__What you will do__.
Continue the forum thread comparing re2c with the Boost Xpressive regex library, starting right after its final post.

__Text to read__.

%%

[Xpressive] regex-like boost libraries vs re2c [was: Some timings [was: Baffled about results of search]]

Stuart Dootson wrote:
Lynn - it might be interesting to use re2c (http://re2c.org/) to generate regex machines and see what their performance is like - after all, they do clain 're2c generates warning free code that is equal to hand-written code in terms of size, speed and quality.' (I'm offering no opinion on the veracity of that statement....), so (allegedly) they'd give a reasonable hand-code analogue....
I took a look at it, and it looks like it could possibly be quite useful if executable size was a concern .... but it is pretty obscure (at least to me) .... the only example this dummy could make any sense out of at all was to recognize a number .... and that was missing/obscuring the important illustration of how to invoke and use the generated scanner code. Were you able to get it to work to do anything even close to recognizing Days-of-the-Week (full and abbreviations)? Did you find actual compilable examples with "main" invoking the generated scanners with a test-string to crunch? <alert comment="whining"> I really wish developers would provide COMPLETE "baby steps with training wheels" examples to flatten the learning curve. Eric N. did a great job of documenting and providing examples for xpressive .... that could be a model for other projects (not just boost). I've subscribed to their sourceforge list and will swallow my pride and ask the newbie question: "This dummy doesn't expect to be able to figure out your project in 30 minutes ... how do you get it to something basic like recognize:"? ((Sunday|Sun)|(Monday|Mon)....(Saturday|Sat)) </alert>

Stuart Dootson wrote: Lynn - it might be interesting to use re2c (http://re2c.org/) to generate regex machines and see what their performance is like - after all, they do clain 're2c generates warning free code that is equal to hand-written code in terms of size, speed and quality.' (I'm offering no opinion on the veracity of that statement....), so (allegedly) they'd give a reasonable hand-code analogue....

%%

__Supplied records__.
%%

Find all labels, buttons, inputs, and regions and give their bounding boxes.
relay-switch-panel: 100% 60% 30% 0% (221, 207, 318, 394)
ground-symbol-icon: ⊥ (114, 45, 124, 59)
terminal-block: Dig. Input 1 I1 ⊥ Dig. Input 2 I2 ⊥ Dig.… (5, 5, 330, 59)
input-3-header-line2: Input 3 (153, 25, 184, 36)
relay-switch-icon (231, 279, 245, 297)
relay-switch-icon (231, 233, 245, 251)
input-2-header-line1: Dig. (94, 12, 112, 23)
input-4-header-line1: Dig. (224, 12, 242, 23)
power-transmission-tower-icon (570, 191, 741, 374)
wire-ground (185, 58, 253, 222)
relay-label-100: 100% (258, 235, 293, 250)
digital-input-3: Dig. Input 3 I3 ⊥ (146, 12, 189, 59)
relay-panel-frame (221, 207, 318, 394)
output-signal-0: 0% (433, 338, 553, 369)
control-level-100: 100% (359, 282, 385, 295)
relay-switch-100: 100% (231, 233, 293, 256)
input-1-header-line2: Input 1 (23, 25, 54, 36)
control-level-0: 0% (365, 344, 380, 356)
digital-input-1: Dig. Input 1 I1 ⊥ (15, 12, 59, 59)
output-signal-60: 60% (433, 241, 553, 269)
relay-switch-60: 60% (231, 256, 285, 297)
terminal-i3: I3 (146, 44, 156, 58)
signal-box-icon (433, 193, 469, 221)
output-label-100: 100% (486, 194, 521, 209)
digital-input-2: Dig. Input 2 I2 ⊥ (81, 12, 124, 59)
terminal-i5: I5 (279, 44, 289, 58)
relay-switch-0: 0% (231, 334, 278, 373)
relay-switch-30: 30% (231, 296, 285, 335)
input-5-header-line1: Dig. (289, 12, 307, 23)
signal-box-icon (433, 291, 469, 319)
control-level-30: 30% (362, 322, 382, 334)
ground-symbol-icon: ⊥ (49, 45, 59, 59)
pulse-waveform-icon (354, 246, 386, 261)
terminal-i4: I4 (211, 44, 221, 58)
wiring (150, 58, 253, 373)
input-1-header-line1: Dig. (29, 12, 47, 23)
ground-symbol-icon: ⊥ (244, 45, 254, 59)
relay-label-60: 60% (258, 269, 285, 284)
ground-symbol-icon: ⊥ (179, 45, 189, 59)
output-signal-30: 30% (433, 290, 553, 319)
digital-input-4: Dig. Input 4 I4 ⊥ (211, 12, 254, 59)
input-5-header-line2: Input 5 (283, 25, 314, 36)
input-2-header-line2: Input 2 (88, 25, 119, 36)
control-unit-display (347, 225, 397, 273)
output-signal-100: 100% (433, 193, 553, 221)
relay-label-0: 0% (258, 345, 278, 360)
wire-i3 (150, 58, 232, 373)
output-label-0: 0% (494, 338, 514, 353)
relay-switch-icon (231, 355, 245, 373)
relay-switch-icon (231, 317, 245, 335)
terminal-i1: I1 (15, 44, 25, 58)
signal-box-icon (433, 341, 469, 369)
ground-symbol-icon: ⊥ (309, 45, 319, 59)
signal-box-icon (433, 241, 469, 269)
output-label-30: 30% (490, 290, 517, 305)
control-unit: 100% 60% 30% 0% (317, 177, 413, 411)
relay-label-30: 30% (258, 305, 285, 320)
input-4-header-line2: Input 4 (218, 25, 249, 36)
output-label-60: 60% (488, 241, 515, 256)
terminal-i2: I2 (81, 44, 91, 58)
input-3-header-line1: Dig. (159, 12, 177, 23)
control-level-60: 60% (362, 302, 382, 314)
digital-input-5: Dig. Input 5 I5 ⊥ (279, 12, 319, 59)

%%

__Exercise answer__.
Lynn Allan wrote: I took a look at it, and it looks like it could possibly be quite useful if executable size was a concern .... but it is pretty obscure
re2c seems very fast, and once you get the hang of it, not that difficult to use. For the contrived test of looking for DayOfWeek within a 1kb buffer, here are some results ... ymmv (WinXp-Sp2 Microsoft ToolKit-2003 C++ Compiler with /O2 optimize flag) regex = "(Sunday|Sun)|(Monday|Mon) etc.(Saturday|Sat)"; By-hand parser: Elapsed for 10000 loops Ms: 110.583 By-hand parser: Elapsed for 100000 loops Ms: 1107.81 re2c generator Elapsed for 10000 loops Ms: 69.4683 re2c generator Elapsed for 100000 loops Ms: 700.546 Boost::xpressive-static-iterator: Elapsed for 10000 loops Ms: 410.492 Boost::xpressive-static-iterator: Elapsed for 100000 loops Ms: 4164.45 Boost::regex: Elapsed for 10000 loops Ms: 622.377 Boost::regex: Elapsed for 100000 loops Ms: 5965.24

Lynn Allan wrote:
Stuart Dootson wrote: Lynn - it might be interesting to use re2c (http://re2c.org/) to generate regex machines and see what their performance is like - after all, they do clain 're2c generates warning free code that is equal to hand-written code in terms of size, speed and quality.' (I'm offering no opinion on the veracity of that statement....), so (allegedly) they'd give a reasonable hand-code analogue....
Lynn Allan wrote: I took a look at it, and it looks like it could possibly be quite useful if executable size was a concern .... but it is pretty obscure
re2c seems very fast, and once you get the hang of it, not that difficult to use. For the contrived test of looking for DayOfWeek within a 1kb buffer, here are some results ... ymmv (WinXp-Sp2 Microsoft ToolKit-2003 C++ Compiler with /O2 optimize flag)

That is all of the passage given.